### WHAT YOU ARE ASKED TO DO
Repeat every entry word for word, skipping the pictures.

### LISTING
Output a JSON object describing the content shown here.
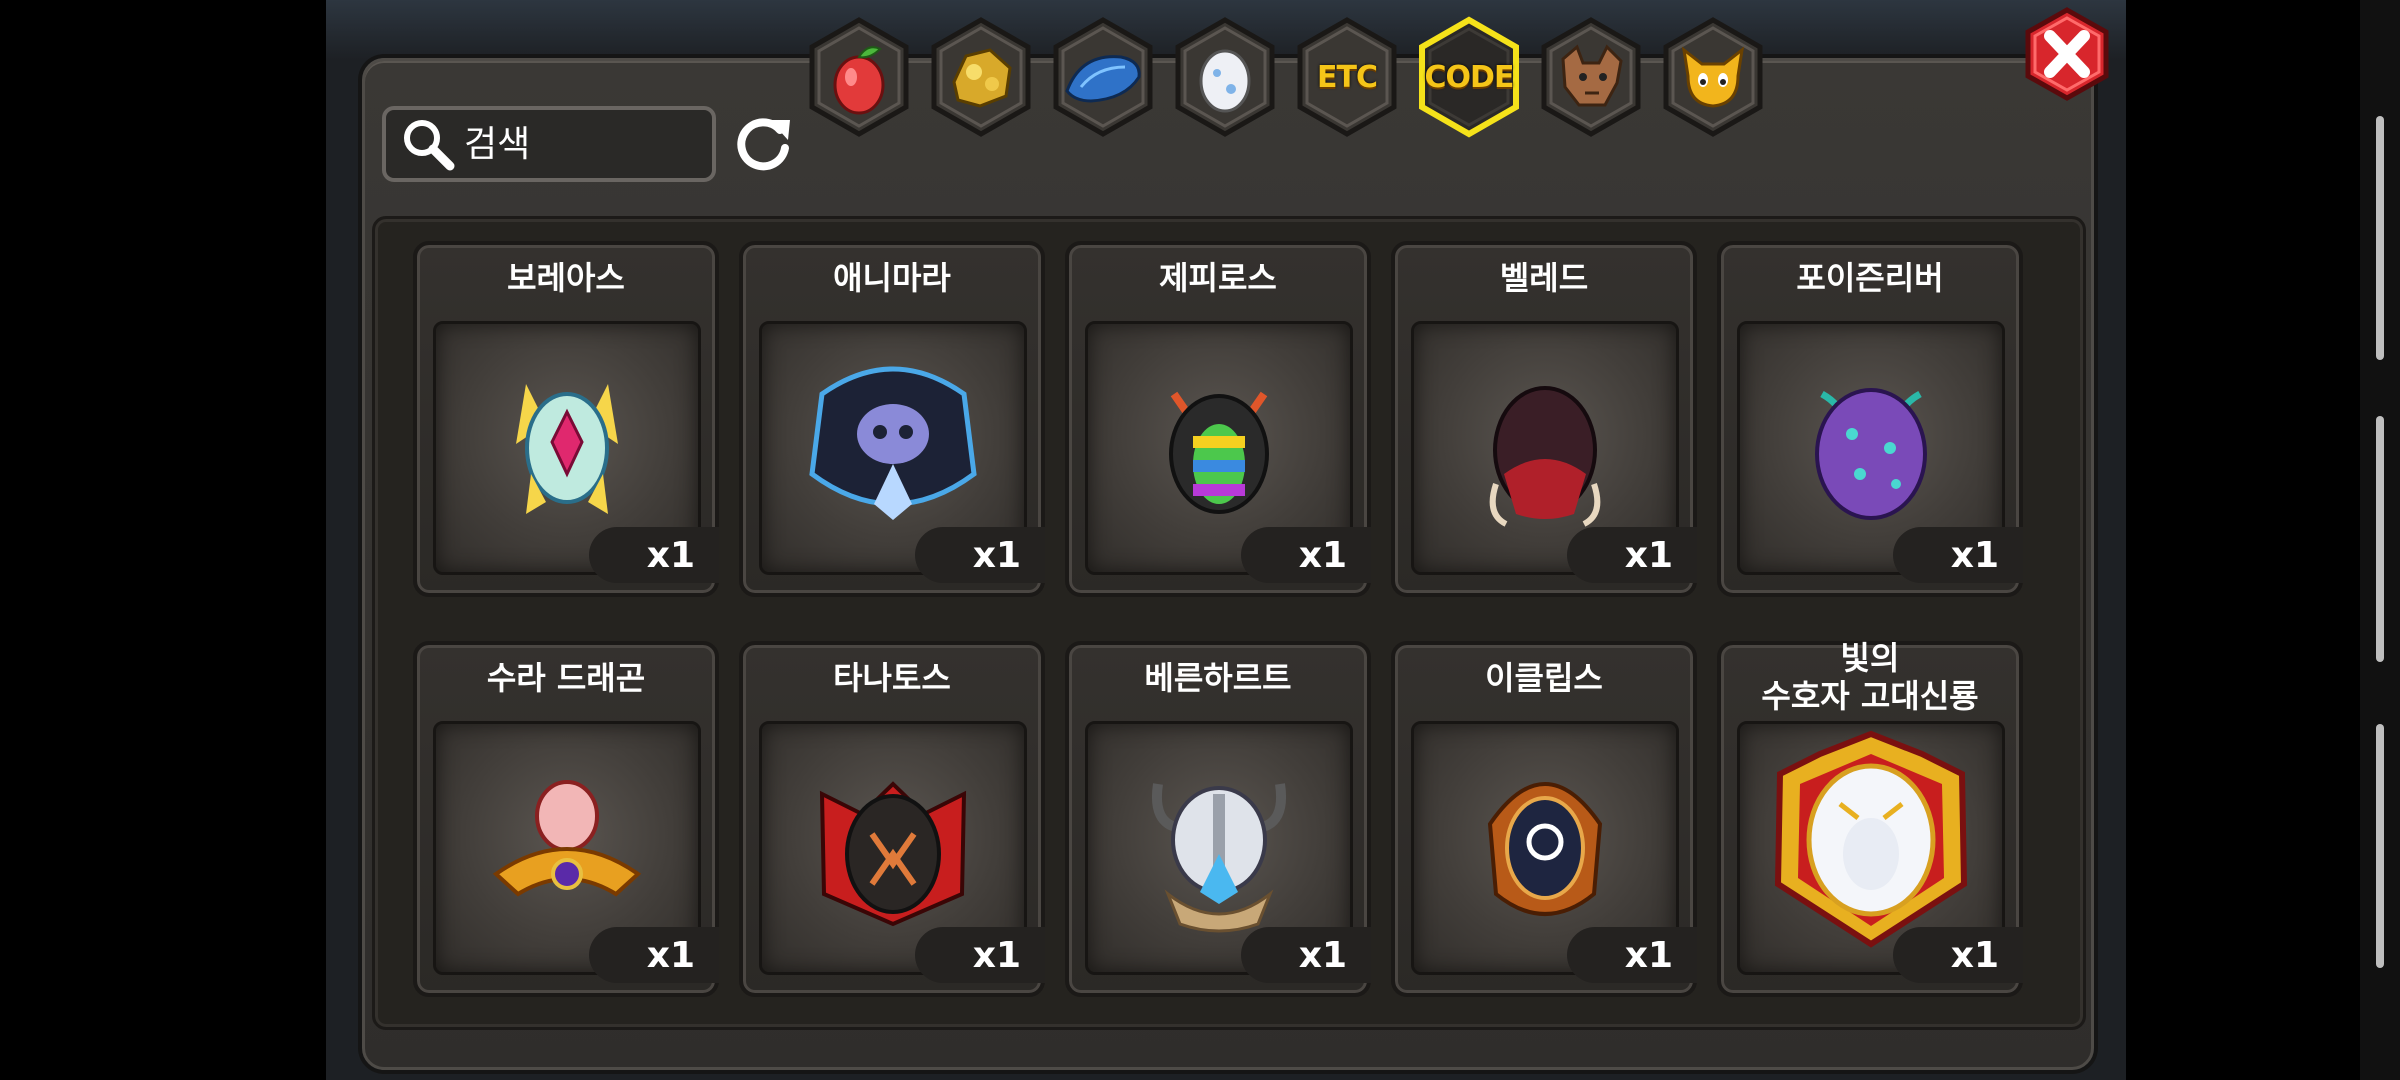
{
  "search": {
    "placeholder": "검색"
  },
  "tabs": [
    {
      "name": "fruit",
      "label": ""
    },
    {
      "name": "gold",
      "label": ""
    },
    {
      "name": "dragon-scale",
      "label": ""
    },
    {
      "name": "egg",
      "label": ""
    },
    {
      "name": "etc",
      "label": "ETC"
    },
    {
      "name": "code",
      "label": "CODE",
      "selected": true
    },
    {
      "name": "beast",
      "label": ""
    },
    {
      "name": "spirit",
      "label": ""
    }
  ],
  "items": [
    {
      "name": "보레아스",
      "count": "x1"
    },
    {
      "name": "애니마라",
      "count": "x1"
    },
    {
      "name": "제피로스",
      "count": "x1"
    },
    {
      "name": "벨레드",
      "count": "x1"
    },
    {
      "name": "포이즌리버",
      "count": "x1"
    },
    {
      "name": "수라 드래곤",
      "count": "x1"
    },
    {
      "name": "타나토스",
      "count": "x1"
    },
    {
      "name": "베른하르트",
      "count": "x1"
    },
    {
      "name": "이클립스",
      "count": "x1"
    },
    {
      "name_line1": "빛의",
      "name_line2": "수호자 고대신룡",
      "count": "x1"
    }
  ],
  "colors": {
    "accent": "#f5c518",
    "close": "#d8262c",
    "panel": "#34312e"
  }
}
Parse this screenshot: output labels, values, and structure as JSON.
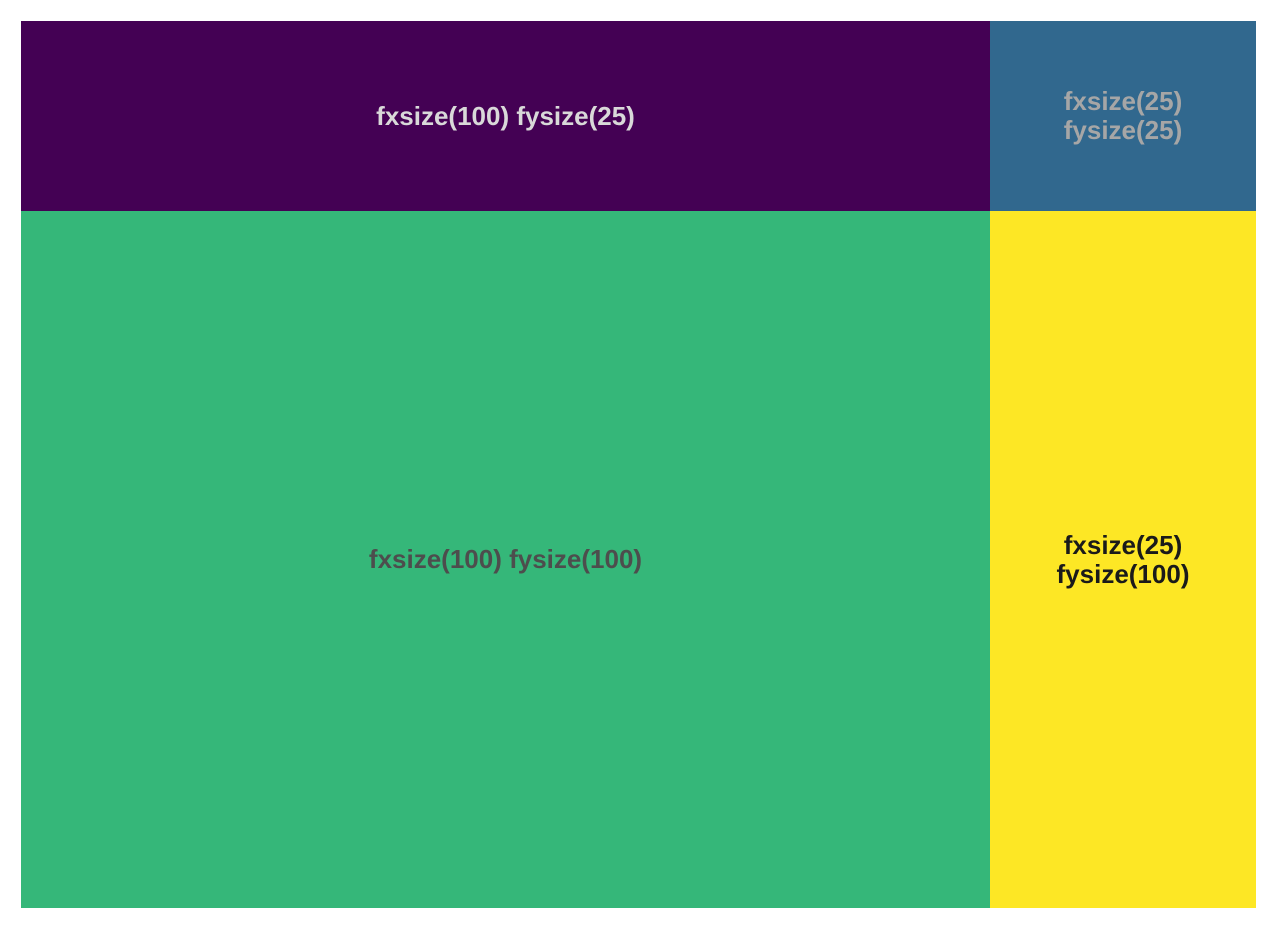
{
  "tiles": [
    {
      "label": "fxsize(100) fysize(25)",
      "fill": "#440154",
      "text_color": "#d9d9d9",
      "width_value": 100,
      "height_value": 25
    },
    {
      "label": "fxsize(25) fysize(25)",
      "fill": "#31688e",
      "text_color": "#a6a6a6",
      "width_value": 25,
      "height_value": 25
    },
    {
      "label": "fxsize(100) fysize(100)",
      "fill": "#35b779",
      "text_color": "#4d4d4d",
      "width_value": 100,
      "height_value": 100
    },
    {
      "label": "fxsize(25) fysize(100)",
      "fill": "#fde725",
      "text_color": "#1a1a1a",
      "width_value": 25,
      "height_value": 100
    }
  ]
}
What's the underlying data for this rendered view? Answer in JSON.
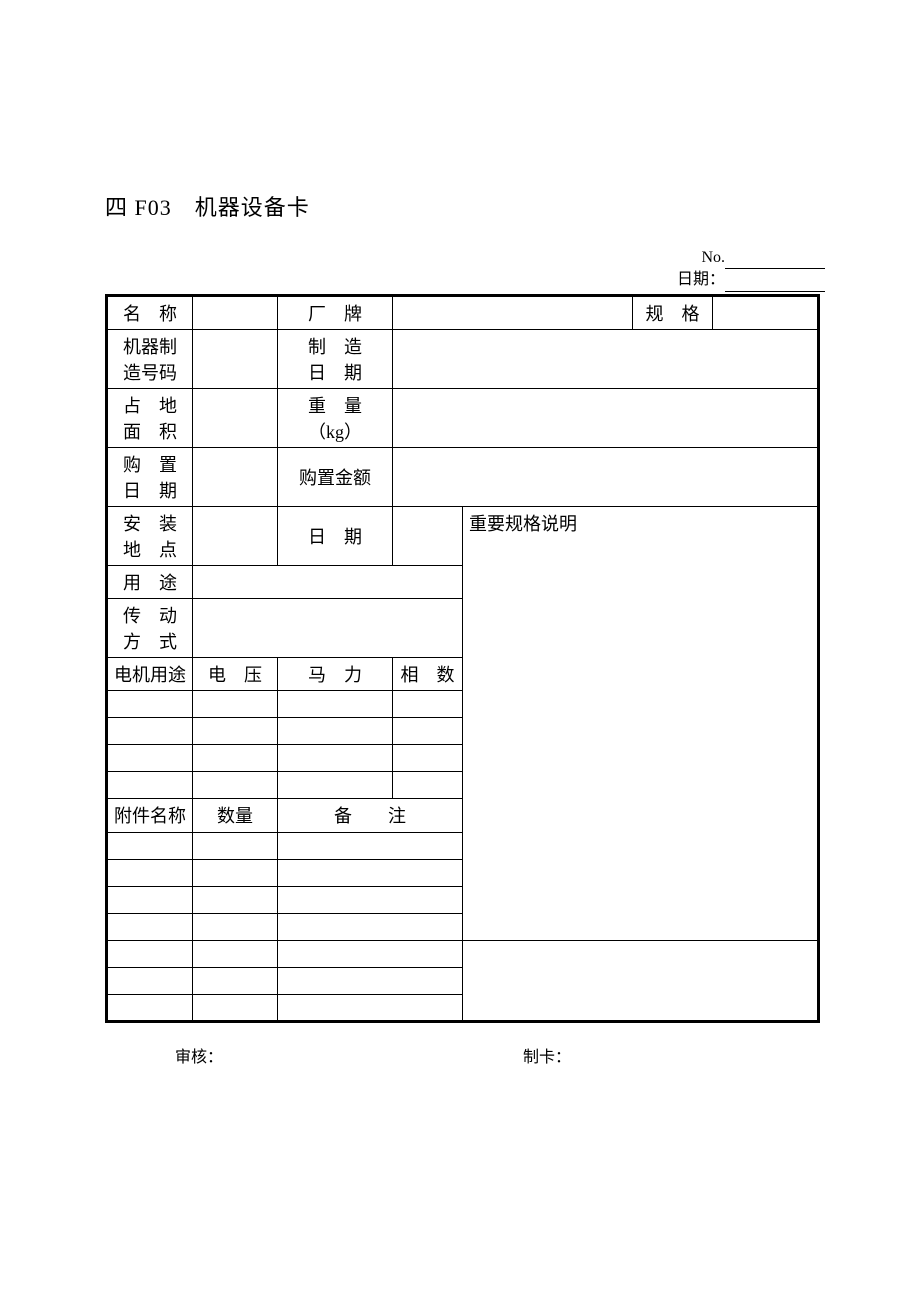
{
  "title": "四 F03　机器设备卡",
  "meta": {
    "no_label": "No.",
    "date_label": "日期："
  },
  "labels": {
    "name": "名　称",
    "brand": "厂　牌",
    "spec": "规　格",
    "machine_no": "机器制造号码",
    "mfg_date": "制　造日　期",
    "area": "占　地面　积",
    "weight": "重　量（kg）",
    "purchase_date": "购　置日　期",
    "purchase_amount": "购置金额",
    "install_loc": "安　装地　点",
    "date": "日　期",
    "important_spec": "重要规格说明",
    "usage": "用　途",
    "drive_mode": "传　动方　式",
    "motor_usage": "电机用途",
    "voltage": "电　压",
    "horsepower": "马　力",
    "phases": "相　数",
    "attachment_name": "附件名称",
    "quantity": "数量",
    "remarks": "备　　注"
  },
  "footer": {
    "reviewer": "审核：",
    "card_maker": "制卡："
  }
}
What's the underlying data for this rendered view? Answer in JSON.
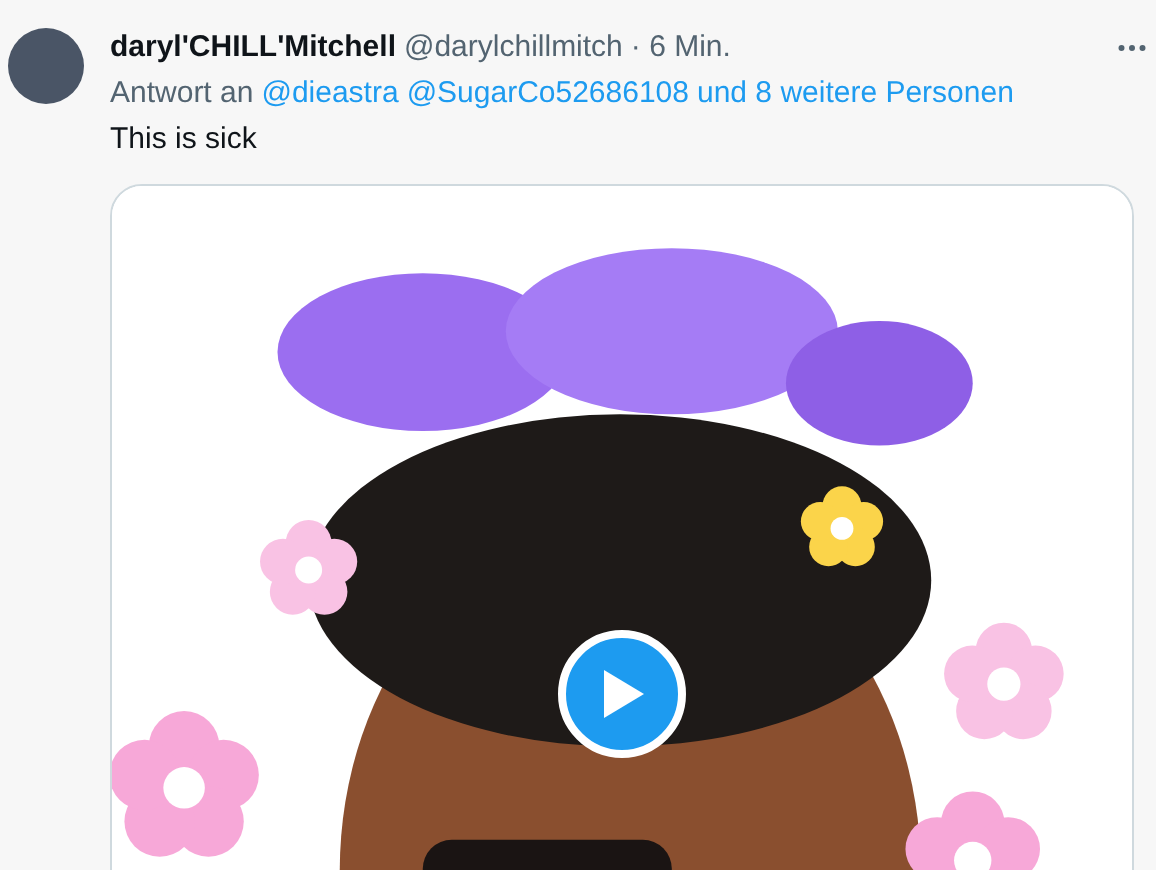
{
  "tweet": {
    "author": {
      "name": "daryl'CHILL'Mitchell",
      "handle": "@darylchillmitch",
      "time": "· 6 Min."
    },
    "reply_to": {
      "prefix": "Antwort an",
      "mentions": [
        "@dieastra",
        "@SugarCo52686108"
      ],
      "others": "und 8 weitere Personen"
    },
    "text": "This is sick",
    "media": {
      "kind": "picture",
      "video": true
    }
  }
}
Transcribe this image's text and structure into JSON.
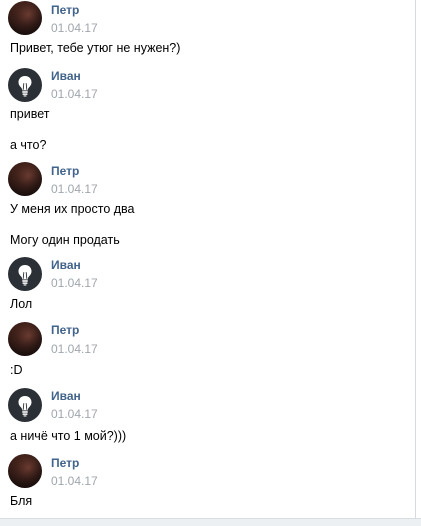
{
  "messages": [
    {
      "author": "Петр",
      "date": "01.04.17",
      "avatar": "photo-avatar",
      "lines": [
        "Привет, тебе утюг не нужен?)"
      ]
    },
    {
      "author": "Иван",
      "date": "01.04.17",
      "avatar": "lightbulb-icon",
      "lines": [
        "привет",
        "а что?"
      ]
    },
    {
      "author": "Петр",
      "date": "01.04.17",
      "avatar": "photo-avatar",
      "lines": [
        "У меня их просто два",
        "Могу один продать"
      ]
    },
    {
      "author": "Иван",
      "date": "01.04.17",
      "avatar": "lightbulb-icon",
      "lines": [
        "Лол"
      ]
    },
    {
      "author": "Петр",
      "date": "01.04.17",
      "avatar": "photo-avatar",
      "lines": [
        ":D"
      ]
    },
    {
      "author": "Иван",
      "date": "01.04.17",
      "avatar": "lightbulb-icon",
      "lines": [
        "а ничё что 1 мой?)))"
      ]
    },
    {
      "author": "Петр",
      "date": "01.04.17",
      "avatar": "photo-avatar",
      "lines": [
        "Бля"
      ]
    }
  ],
  "colors": {
    "author_name": "#42648b",
    "timestamp": "#a0a6ad",
    "message_text": "#000000",
    "bulb_avatar_bg": "#2b3036"
  }
}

### SOLUTION FOR THIS TASK
Output a JSON object describing the content shown here.
{
  "search": {
    "placeholder": "검색"
  },
  "tabs": [
    {
      "name": "fruit",
      "label": ""
    },
    {
      "name": "gold",
      "label": ""
    },
    {
      "name": "dragon-scale",
      "label": ""
    },
    {
      "name": "egg",
      "label": ""
    },
    {
      "name": "etc",
      "label": "ETC"
    },
    {
      "name": "code",
      "label": "CODE",
      "selected": true
    },
    {
      "name": "beast",
      "label": ""
    },
    {
      "name": "spirit",
      "label": ""
    }
  ],
  "items": [
    {
      "name": "보레아스",
      "count": "x1"
    },
    {
      "name": "애니마라",
      "count": "x1"
    },
    {
      "name": "제피로스",
      "count": "x1"
    },
    {
      "name": "벨레드",
      "count": "x1"
    },
    {
      "name": "포이즌리버",
      "count": "x1"
    },
    {
      "name": "수라 드래곤",
      "count": "x1"
    },
    {
      "name": "타나토스",
      "count": "x1"
    },
    {
      "name": "베른하르트",
      "count": "x1"
    },
    {
      "name": "이클립스",
      "count": "x1"
    },
    {
      "name_line1": "빛의",
      "name_line2": "수호자 고대신룡",
      "count": "x1"
    }
  ],
  "colors": {
    "accent": "#f5c518",
    "close": "#d8262c",
    "panel": "#34312e"
  }
}
Parse this screenshot: output labels, values, and structure as JSON.
{
  "tiles": [
    {
      "label": "fxsize(100) fysize(25)",
      "fill": "#440154",
      "text_color": "#d9d9d9",
      "width_value": 100,
      "height_value": 25
    },
    {
      "label": "fxsize(25) fysize(25)",
      "fill": "#31688e",
      "text_color": "#a6a6a6",
      "width_value": 25,
      "height_value": 25
    },
    {
      "label": "fxsize(100) fysize(100)",
      "fill": "#35b779",
      "text_color": "#4d4d4d",
      "width_value": 100,
      "height_value": 100
    },
    {
      "label": "fxsize(25) fysize(100)",
      "fill": "#fde725",
      "text_color": "#1a1a1a",
      "width_value": 25,
      "height_value": 100
    }
  ]
}
What's the underlying data for this rendered view? Answer in JSON.
{
  "title": "四 F03　机器设备卡",
  "meta": {
    "no_label": "No.",
    "date_label": "日期："
  },
  "labels": {
    "name": "名　称",
    "brand": "厂　牌",
    "spec": "规　格",
    "machine_no": "机器制造号码",
    "mfg_date": "制　造日　期",
    "area": "占　地面　积",
    "weight": "重　量（kg）",
    "purchase_date": "购　置日　期",
    "purchase_amount": "购置金额",
    "install_loc": "安　装地　点",
    "date": "日　期",
    "important_spec": "重要规格说明",
    "usage": "用　途",
    "drive_mode": "传　动方　式",
    "motor_usage": "电机用途",
    "voltage": "电　压",
    "horsepower": "马　力",
    "phases": "相　数",
    "attachment_name": "附件名称",
    "quantity": "数量",
    "remarks": "备　　注"
  },
  "footer": {
    "reviewer": "审核：",
    "card_maker": "制卡："
  }
}
What's the underlying data for this rendered view? Answer in JSON.
{
  "tweet": {
    "author": {
      "name": "daryl'CHILL'Mitchell",
      "handle": "@darylchillmitch",
      "time": "· 6 Min."
    },
    "reply_to": {
      "prefix": "Antwort an",
      "mentions": [
        "@dieastra",
        "@SugarCo52686108"
      ],
      "others": "und 8 weitere Personen"
    },
    "text": "This is sick",
    "media": {
      "kind": "picture",
      "video": true
    }
  }
}
Transcribe this image's text and structure into JSON.
{
  "messages": [
    {
      "author": "Петр",
      "date": "01.04.17",
      "avatar": "photo-avatar",
      "lines": [
        "Привет, тебе утюг не нужен?)"
      ]
    },
    {
      "author": "Иван",
      "date": "01.04.17",
      "avatar": "lightbulb-icon",
      "lines": [
        "привет",
        "а что?"
      ]
    },
    {
      "author": "Петр",
      "date": "01.04.17",
      "avatar": "photo-avatar",
      "lines": [
        "У меня их просто два",
        "Могу один продать"
      ]
    },
    {
      "author": "Иван",
      "date": "01.04.17",
      "avatar": "lightbulb-icon",
      "lines": [
        "Лол"
      ]
    },
    {
      "author": "Петр",
      "date": "01.04.17",
      "avatar": "photo-avatar",
      "lines": [
        ":D"
      ]
    },
    {
      "author": "Иван",
      "date": "01.04.17",
      "avatar": "lightbulb-icon",
      "lines": [
        "а ничё что 1 мой?)))"
      ]
    },
    {
      "author": "Петр",
      "date": "01.04.17",
      "avatar": "photo-avatar",
      "lines": [
        "Бля"
      ]
    }
  ],
  "colors": {
    "author_name": "#42648b",
    "timestamp": "#a0a6ad",
    "message_text": "#000000",
    "bulb_avatar_bg": "#2b3036"
  }
}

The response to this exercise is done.